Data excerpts
┌────────

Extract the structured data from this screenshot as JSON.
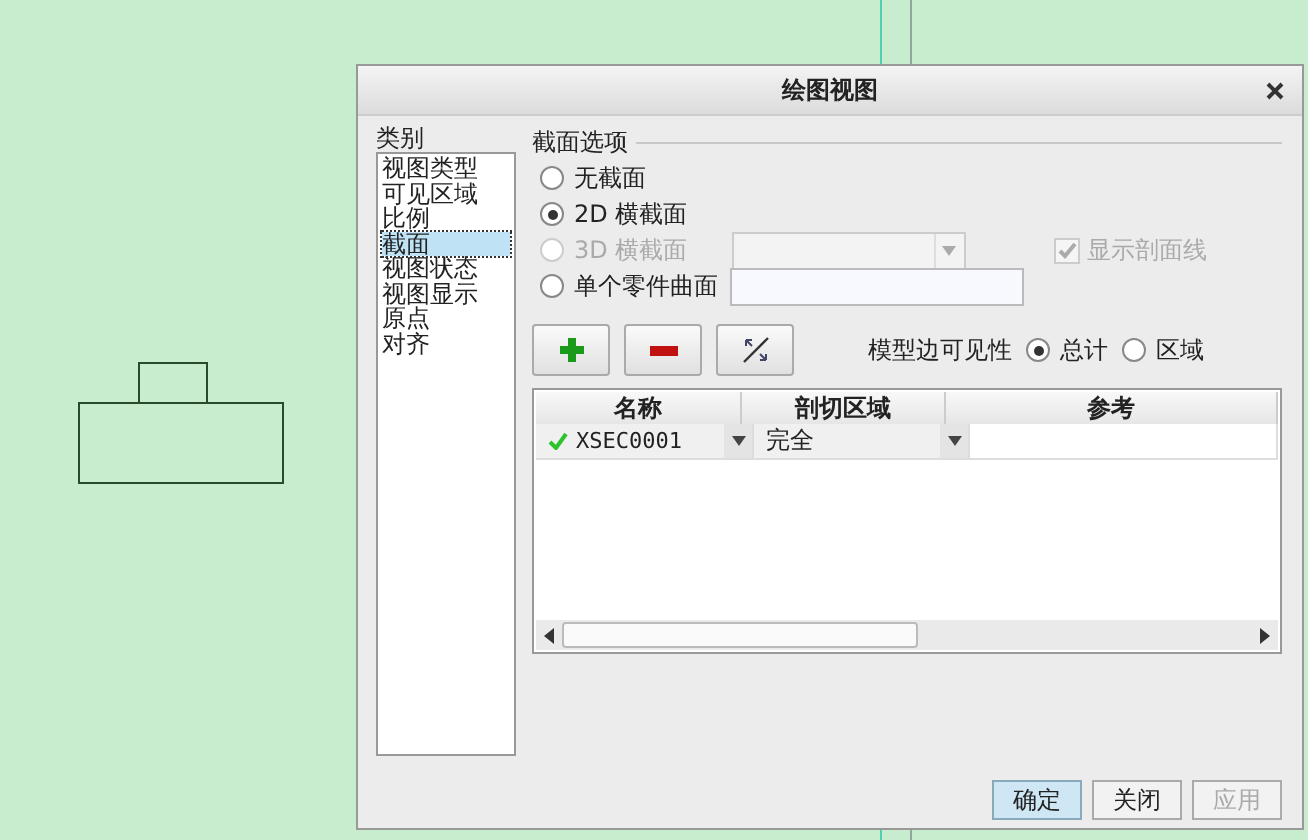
{
  "dialog": {
    "title": "绘图视图"
  },
  "categories": {
    "label": "类别",
    "items": [
      {
        "label": "视图类型",
        "selected": false
      },
      {
        "label": "可见区域",
        "selected": false
      },
      {
        "label": "比例",
        "selected": false
      },
      {
        "label": "截面",
        "selected": true
      },
      {
        "label": "视图状态",
        "selected": false
      },
      {
        "label": "视图显示",
        "selected": false
      },
      {
        "label": "原点",
        "selected": false
      },
      {
        "label": "对齐",
        "selected": false
      }
    ]
  },
  "section_options": {
    "label": "截面选项",
    "options": [
      {
        "kind": "plain",
        "label": "无截面",
        "selected": false,
        "disabled": false
      },
      {
        "kind": "plain",
        "label": "2D 横截面",
        "selected": true,
        "disabled": false
      },
      {
        "kind": "dropdown",
        "label": "3D 横截面",
        "selected": false,
        "disabled": true,
        "checkbox": {
          "label": "显示剖面线",
          "checked": true,
          "disabled": true
        }
      },
      {
        "kind": "field",
        "label": "单个零件曲面",
        "selected": false,
        "disabled": false
      }
    ]
  },
  "edge_visibility": {
    "label": "模型边可见性",
    "options": [
      {
        "label": "总计",
        "selected": true
      },
      {
        "label": "区域",
        "selected": false
      }
    ]
  },
  "table": {
    "columns": [
      "名称",
      "剖切区域",
      "参考"
    ],
    "rows": [
      {
        "name": "XSEC0001",
        "valid": true,
        "region": "完全"
      }
    ]
  },
  "buttons": [
    {
      "label": "确定",
      "default": true,
      "disabled": false
    },
    {
      "label": "关闭",
      "default": false,
      "disabled": false
    },
    {
      "label": "应用",
      "default": false,
      "disabled": true
    }
  ]
}
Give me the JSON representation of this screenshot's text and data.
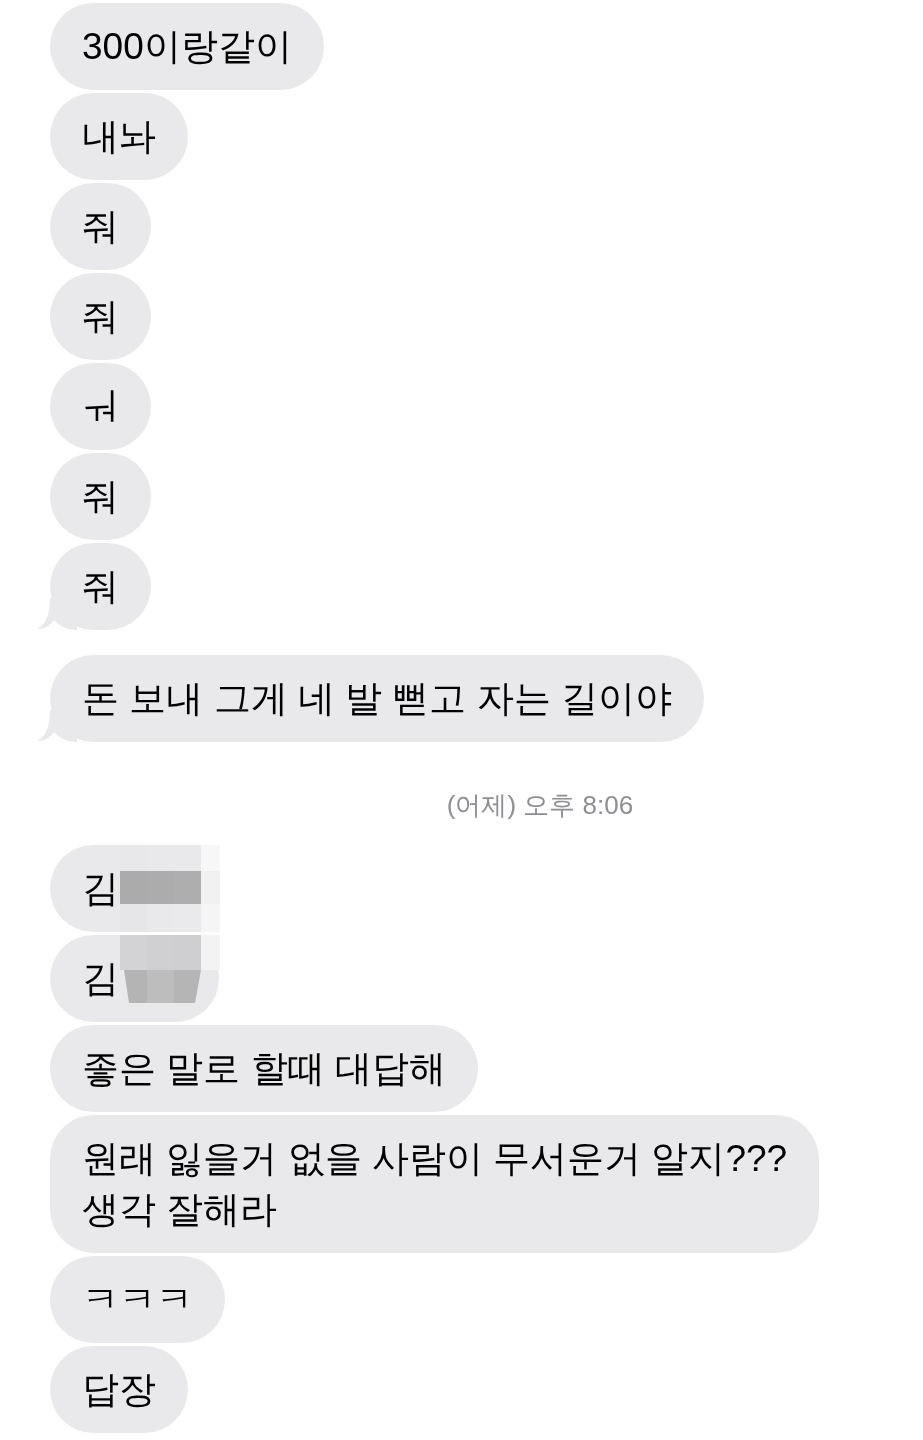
{
  "messages": [
    {
      "kind": "bubble",
      "text": "300이랑같이",
      "tail": false
    },
    {
      "kind": "bubble",
      "text": "내놔",
      "tail": false
    },
    {
      "kind": "bubble",
      "text": "줘",
      "tail": false
    },
    {
      "kind": "bubble",
      "text": "줘",
      "tail": false
    },
    {
      "kind": "bubble",
      "text": "ㅝ",
      "tail": false
    },
    {
      "kind": "bubble",
      "text": "줘",
      "tail": false
    },
    {
      "kind": "bubble",
      "text": "줘",
      "tail": true
    },
    {
      "kind": "bubble",
      "text": "돈 보내 그게 네 발 뻗고 자는 길이야",
      "tail": true
    },
    {
      "kind": "timestamp",
      "text": "(어제) 오후 8:06"
    },
    {
      "kind": "redacted",
      "text": "김",
      "tail": false
    },
    {
      "kind": "redacted",
      "text": "김",
      "tail": false
    },
    {
      "kind": "bubble",
      "text": "좋은 말로 할때 대답해",
      "tail": false
    },
    {
      "kind": "bubble",
      "text": "원래 잃을거 없을 사람이 무서운거 알지???\n생각 잘해라",
      "tail": false
    },
    {
      "kind": "bubble",
      "text": "ㅋㅋㅋ",
      "tail": false
    },
    {
      "kind": "bubble",
      "text": "답장",
      "tail": false
    }
  ]
}
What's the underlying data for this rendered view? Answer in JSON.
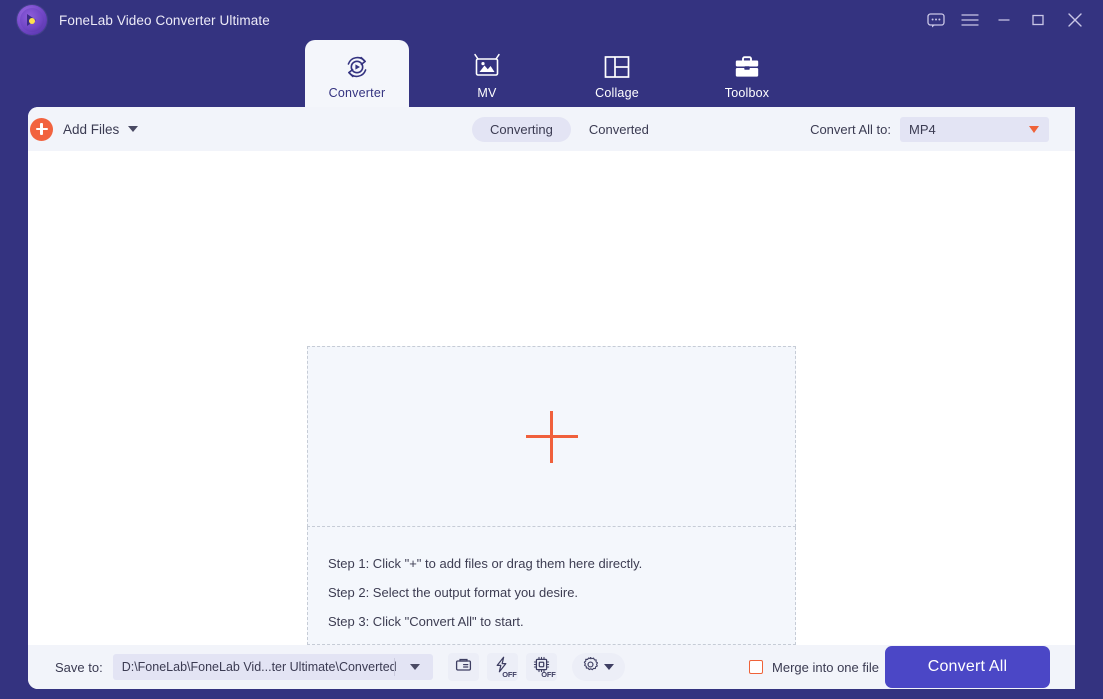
{
  "window": {
    "app_title": "FoneLab Video Converter Ultimate",
    "logo_icon": "fonelab-logo-icon",
    "controls": [
      {
        "name": "feedback-button",
        "icon": "chat-bubble-icon"
      },
      {
        "name": "menu-button",
        "icon": "hamburger-menu-icon"
      },
      {
        "name": "minimize-button",
        "icon": "minimize-icon"
      },
      {
        "name": "maximize-button",
        "icon": "maximize-icon"
      },
      {
        "name": "close-button",
        "icon": "close-icon"
      }
    ]
  },
  "nav": {
    "tabs": [
      {
        "label": "Converter",
        "icon": "convert-refresh-play-icon",
        "active": true
      },
      {
        "label": "MV",
        "icon": "picture-frame-icon",
        "active": false
      },
      {
        "label": "Collage",
        "icon": "layout-grid-icon",
        "active": false
      },
      {
        "label": "Toolbox",
        "icon": "briefcase-icon",
        "active": false
      }
    ]
  },
  "toolbar": {
    "add_files_label": "Add Files",
    "add_files_icon": "orange-plus-circle-icon",
    "add_files_caret_icon": "caret-down-icon",
    "segments": [
      {
        "label": "Converting",
        "selected": true
      },
      {
        "label": "Converted",
        "selected": false
      }
    ],
    "convert_all_to_label": "Convert All to:",
    "format_value": "MP4",
    "format_caret_icon": "caret-down-icon"
  },
  "content": {
    "dropzone_icon": "big-plus-icon",
    "steps": [
      "Step 1: Click \"+\" to add files or drag them here directly.",
      "Step 2: Select the output format you desire.",
      "Step 3: Click \"Convert All\" to start."
    ]
  },
  "bottom": {
    "save_to_label": "Save to:",
    "save_path": "D:\\FoneLab\\FoneLab Vid...ter Ultimate\\Converted",
    "path_caret_icon": "caret-down-icon",
    "buttons": [
      {
        "name": "open-folder-button",
        "icon": "folder-icon"
      },
      {
        "name": "hardware-acceleration-button",
        "icon": "lightning-bolt-icon",
        "state": "OFF"
      },
      {
        "name": "gpu-acceleration-button",
        "icon": "cpu-chip-icon",
        "state": "OFF"
      },
      {
        "name": "preferences-button",
        "icon": "gear-icon"
      }
    ],
    "merge_label": "Merge into one file",
    "merge_checked": false,
    "convert_all_label": "Convert All"
  },
  "colors": {
    "header_purple": "#343380",
    "accent_orange": "#f0603c",
    "primary_button": "#4b47c6",
    "toolbar_bg": "#f2f4fa",
    "pill_bg": "#e3e4f4",
    "dropzone_bg": "#f4f7fc"
  }
}
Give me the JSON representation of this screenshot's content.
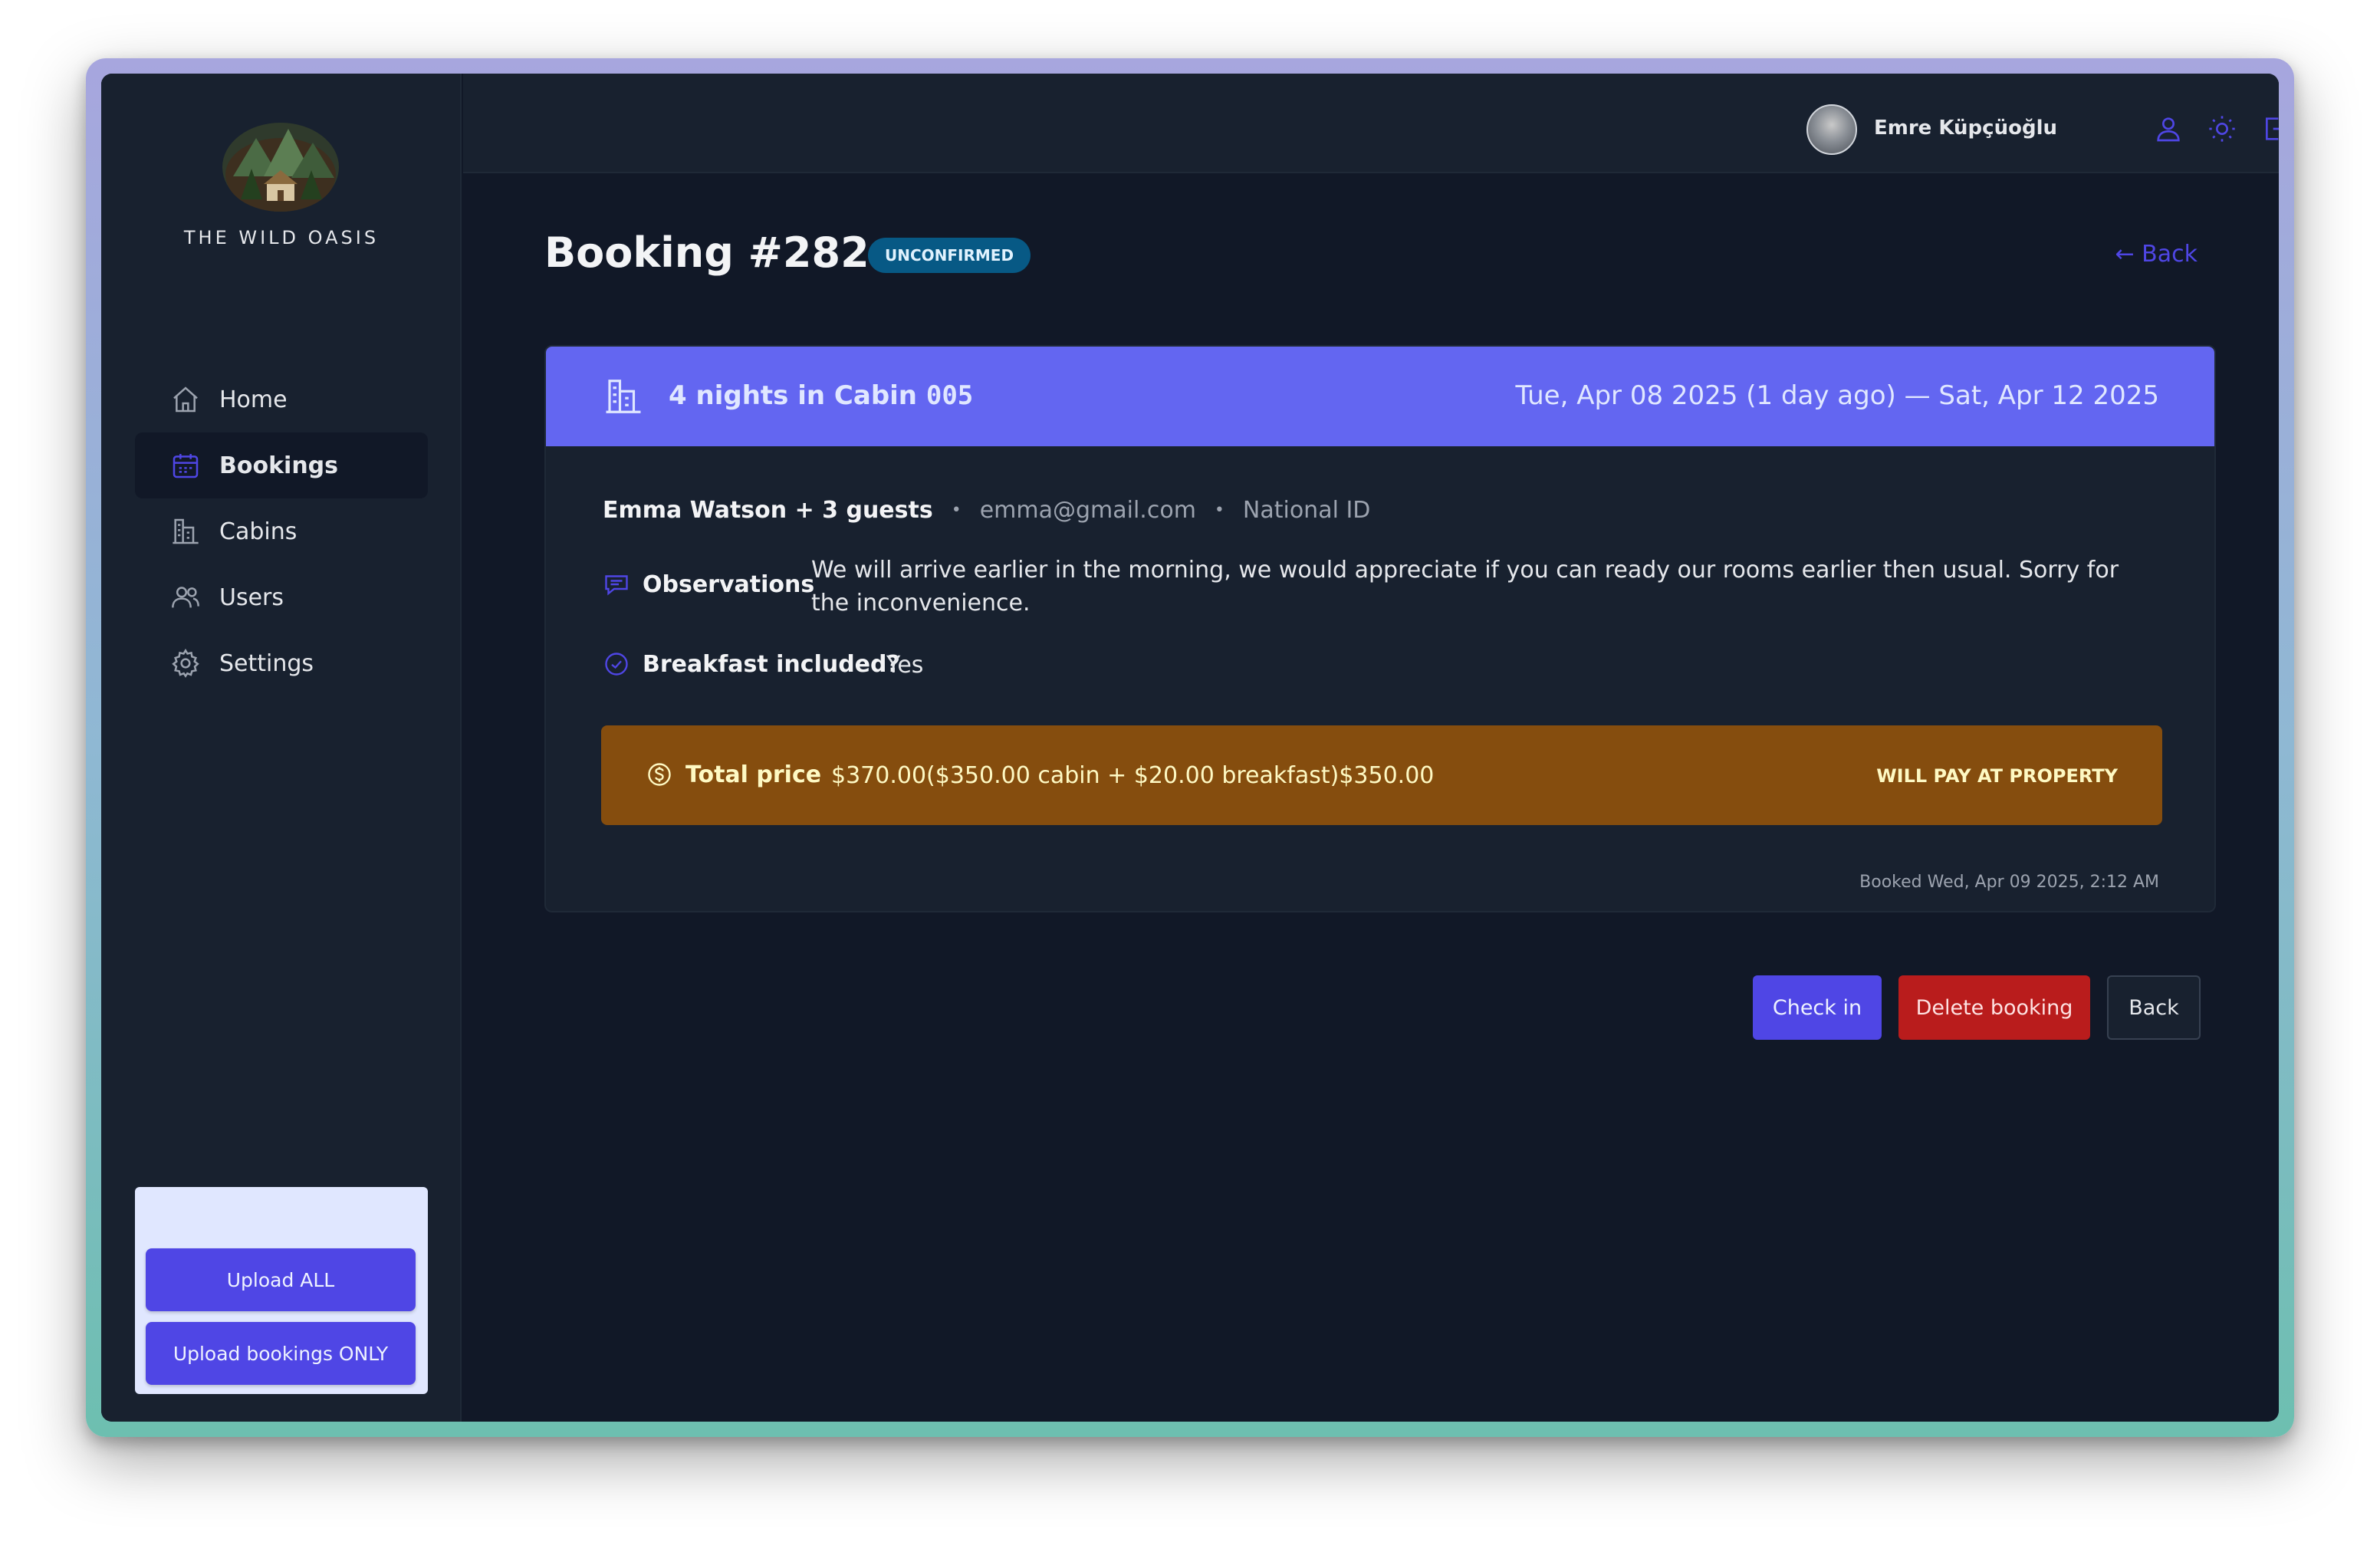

└────────

Pick out and copy the lines of the entries that hold the string "plus".

Answer in full:
    "add_files_icon": "orange-plus-circle-icon",
    "dropzone_icon": "big-plus-icon",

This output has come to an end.